• [GOAL]: With the images removed, repeat the data below exactly.

[Dataset records]
######
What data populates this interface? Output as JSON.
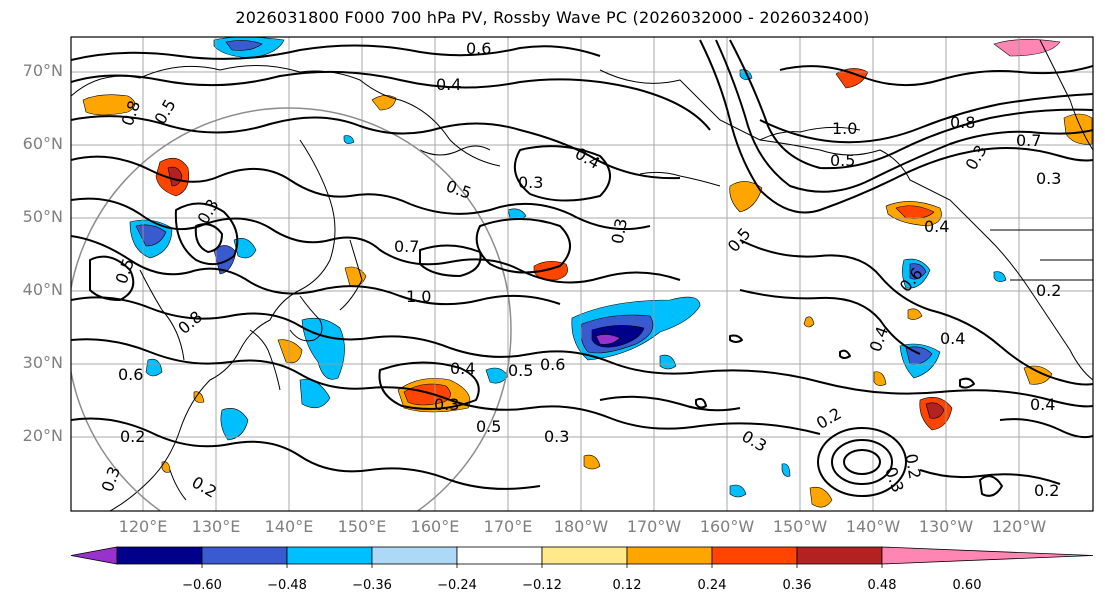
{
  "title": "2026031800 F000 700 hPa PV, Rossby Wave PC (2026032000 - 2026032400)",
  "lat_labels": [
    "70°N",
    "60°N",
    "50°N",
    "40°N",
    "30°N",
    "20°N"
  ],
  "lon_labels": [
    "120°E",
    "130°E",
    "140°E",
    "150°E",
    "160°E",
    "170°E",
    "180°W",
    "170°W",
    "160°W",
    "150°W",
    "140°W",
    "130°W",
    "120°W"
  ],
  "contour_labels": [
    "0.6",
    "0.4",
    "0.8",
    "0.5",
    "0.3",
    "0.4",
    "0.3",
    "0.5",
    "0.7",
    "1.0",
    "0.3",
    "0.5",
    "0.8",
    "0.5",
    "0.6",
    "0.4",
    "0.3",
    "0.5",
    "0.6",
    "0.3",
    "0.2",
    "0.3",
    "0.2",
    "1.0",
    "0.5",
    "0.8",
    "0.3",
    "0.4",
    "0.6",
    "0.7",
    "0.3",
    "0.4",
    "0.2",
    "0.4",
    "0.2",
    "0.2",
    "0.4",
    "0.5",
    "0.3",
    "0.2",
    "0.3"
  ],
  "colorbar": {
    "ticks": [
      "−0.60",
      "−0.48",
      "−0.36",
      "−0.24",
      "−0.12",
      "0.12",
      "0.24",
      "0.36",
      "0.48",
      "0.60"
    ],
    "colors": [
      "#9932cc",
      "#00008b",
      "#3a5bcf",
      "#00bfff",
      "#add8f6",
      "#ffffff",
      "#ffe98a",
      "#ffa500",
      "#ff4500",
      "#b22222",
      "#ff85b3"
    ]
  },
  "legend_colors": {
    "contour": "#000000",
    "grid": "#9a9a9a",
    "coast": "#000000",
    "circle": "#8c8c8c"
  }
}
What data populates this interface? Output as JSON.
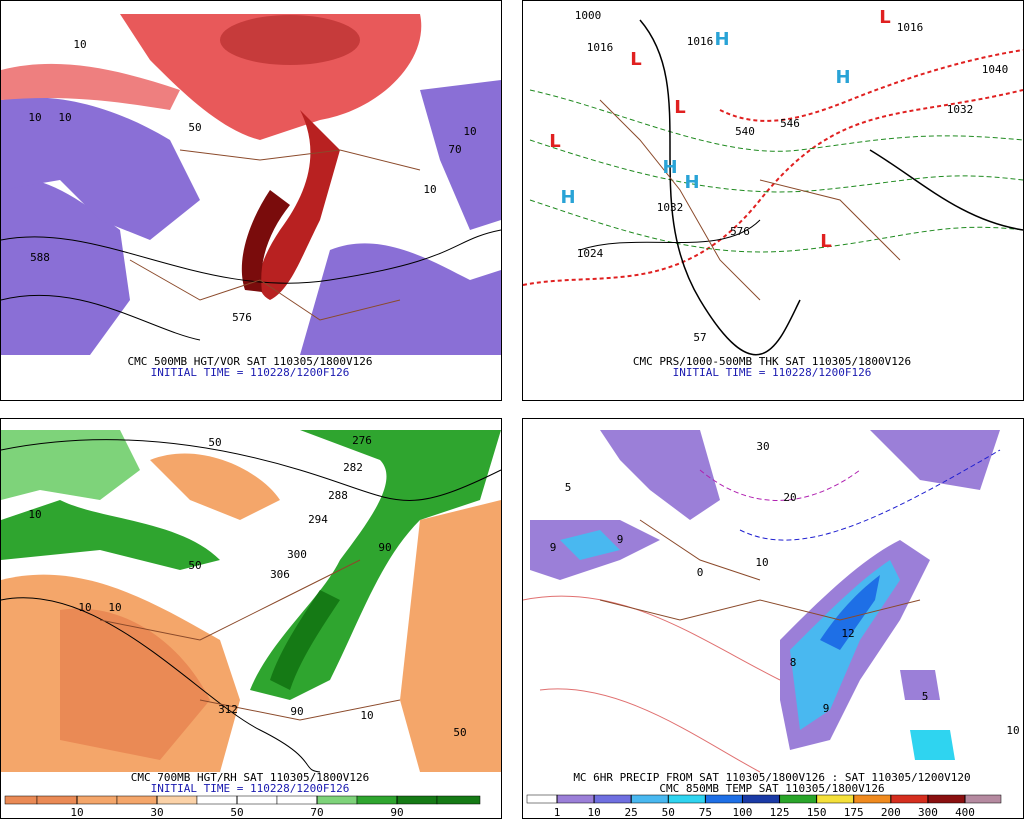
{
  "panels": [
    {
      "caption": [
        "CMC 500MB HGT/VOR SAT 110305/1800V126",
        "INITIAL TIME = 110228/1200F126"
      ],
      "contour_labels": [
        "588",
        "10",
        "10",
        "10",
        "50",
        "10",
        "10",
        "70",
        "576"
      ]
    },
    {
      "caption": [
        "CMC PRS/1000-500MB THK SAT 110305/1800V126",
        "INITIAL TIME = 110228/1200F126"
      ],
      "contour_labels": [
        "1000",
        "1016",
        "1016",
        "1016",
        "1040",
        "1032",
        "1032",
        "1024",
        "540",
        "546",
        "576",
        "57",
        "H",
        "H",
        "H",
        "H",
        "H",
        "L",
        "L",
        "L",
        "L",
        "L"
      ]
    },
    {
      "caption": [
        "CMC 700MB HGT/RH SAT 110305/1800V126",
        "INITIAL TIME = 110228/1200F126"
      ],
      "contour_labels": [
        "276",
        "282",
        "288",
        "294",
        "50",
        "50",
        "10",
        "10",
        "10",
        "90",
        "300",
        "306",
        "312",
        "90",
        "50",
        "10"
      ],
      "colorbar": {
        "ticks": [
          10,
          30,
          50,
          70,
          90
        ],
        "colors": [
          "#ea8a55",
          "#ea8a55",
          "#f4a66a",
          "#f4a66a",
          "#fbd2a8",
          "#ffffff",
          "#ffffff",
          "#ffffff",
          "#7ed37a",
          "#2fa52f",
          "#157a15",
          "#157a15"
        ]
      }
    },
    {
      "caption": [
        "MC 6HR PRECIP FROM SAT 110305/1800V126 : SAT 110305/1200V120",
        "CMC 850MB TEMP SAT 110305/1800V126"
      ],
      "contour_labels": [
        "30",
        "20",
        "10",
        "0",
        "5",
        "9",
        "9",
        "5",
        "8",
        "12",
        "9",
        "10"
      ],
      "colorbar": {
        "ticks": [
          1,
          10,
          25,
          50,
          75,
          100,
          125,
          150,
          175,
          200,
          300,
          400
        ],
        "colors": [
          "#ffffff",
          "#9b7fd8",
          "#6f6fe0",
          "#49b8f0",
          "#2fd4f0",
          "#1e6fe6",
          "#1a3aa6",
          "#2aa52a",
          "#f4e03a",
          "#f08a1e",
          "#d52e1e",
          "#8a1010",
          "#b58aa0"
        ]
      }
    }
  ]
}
######
• [RESPONSE TO THIS EXERCISE]:
What data populates this interface? Output as JSON.
{
  "title": "2026031800 F000 700 hPa PV, Rossby Wave PC (2026032000 - 2026032400)",
  "lat_labels": [
    "70°N",
    "60°N",
    "50°N",
    "40°N",
    "30°N",
    "20°N"
  ],
  "lon_labels": [
    "120°E",
    "130°E",
    "140°E",
    "150°E",
    "160°E",
    "170°E",
    "180°W",
    "170°W",
    "160°W",
    "150°W",
    "140°W",
    "130°W",
    "120°W"
  ],
  "contour_labels": [
    "0.6",
    "0.4",
    "0.8",
    "0.5",
    "0.3",
    "0.4",
    "0.3",
    "0.5",
    "0.7",
    "1.0",
    "0.3",
    "0.5",
    "0.8",
    "0.5",
    "0.6",
    "0.4",
    "0.3",
    "0.5",
    "0.6",
    "0.3",
    "0.2",
    "0.3",
    "0.2",
    "1.0",
    "0.5",
    "0.8",
    "0.3",
    "0.4",
    "0.6",
    "0.7",
    "0.3",
    "0.4",
    "0.2",
    "0.4",
    "0.2",
    "0.2",
    "0.4",
    "0.5",
    "0.3",
    "0.2",
    "0.3"
  ],
  "colorbar": {
    "ticks": [
      "−0.60",
      "−0.48",
      "−0.36",
      "−0.24",
      "−0.12",
      "0.12",
      "0.24",
      "0.36",
      "0.48",
      "0.60"
    ],
    "colors": [
      "#9932cc",
      "#00008b",
      "#3a5bcf",
      "#00bfff",
      "#add8f6",
      "#ffffff",
      "#ffe98a",
      "#ffa500",
      "#ff4500",
      "#b22222",
      "#ff85b3"
    ]
  },
  "legend_colors": {
    "contour": "#000000",
    "grid": "#9a9a9a",
    "coast": "#000000",
    "circle": "#8c8c8c"
  }
}
What data populates this interface? Output as JSON.
{
  "panels": [
    {
      "caption": [
        "CMC 500MB HGT/VOR SAT 110305/1800V126",
        "INITIAL TIME = 110228/1200F126"
      ],
      "contour_labels": [
        "588",
        "10",
        "10",
        "10",
        "50",
        "10",
        "10",
        "70",
        "576"
      ]
    },
    {
      "caption": [
        "CMC PRS/1000-500MB THK SAT 110305/1800V126",
        "INITIAL TIME = 110228/1200F126"
      ],
      "contour_labels": [
        "1000",
        "1016",
        "1016",
        "1016",
        "1040",
        "1032",
        "1032",
        "1024",
        "540",
        "546",
        "576",
        "57",
        "H",
        "H",
        "H",
        "H",
        "H",
        "L",
        "L",
        "L",
        "L",
        "L"
      ]
    },
    {
      "caption": [
        "CMC 700MB HGT/RH SAT 110305/1800V126",
        "INITIAL TIME = 110228/1200F126"
      ],
      "contour_labels": [
        "276",
        "282",
        "288",
        "294",
        "50",
        "50",
        "10",
        "10",
        "10",
        "90",
        "300",
        "306",
        "312",
        "90",
        "50",
        "10"
      ],
      "colorbar": {
        "ticks": [
          10,
          30,
          50,
          70,
          90
        ],
        "colors": [
          "#ea8a55",
          "#ea8a55",
          "#f4a66a",
          "#f4a66a",
          "#fbd2a8",
          "#ffffff",
          "#ffffff",
          "#ffffff",
          "#7ed37a",
          "#2fa52f",
          "#157a15",
          "#157a15"
        ]
      }
    },
    {
      "caption": [
        "MC 6HR PRECIP FROM SAT 110305/1800V126 : SAT 110305/1200V120",
        "CMC 850MB TEMP SAT 110305/1800V126"
      ],
      "contour_labels": [
        "30",
        "20",
        "10",
        "0",
        "5",
        "9",
        "9",
        "5",
        "8",
        "12",
        "9",
        "10"
      ],
      "colorbar": {
        "ticks": [
          1,
          10,
          25,
          50,
          75,
          100,
          125,
          150,
          175,
          200,
          300,
          400
        ],
        "colors": [
          "#ffffff",
          "#9b7fd8",
          "#6f6fe0",
          "#49b8f0",
          "#2fd4f0",
          "#1e6fe6",
          "#1a3aa6",
          "#2aa52a",
          "#f4e03a",
          "#f08a1e",
          "#d52e1e",
          "#8a1010",
          "#b58aa0"
        ]
      }
    }
  ]
}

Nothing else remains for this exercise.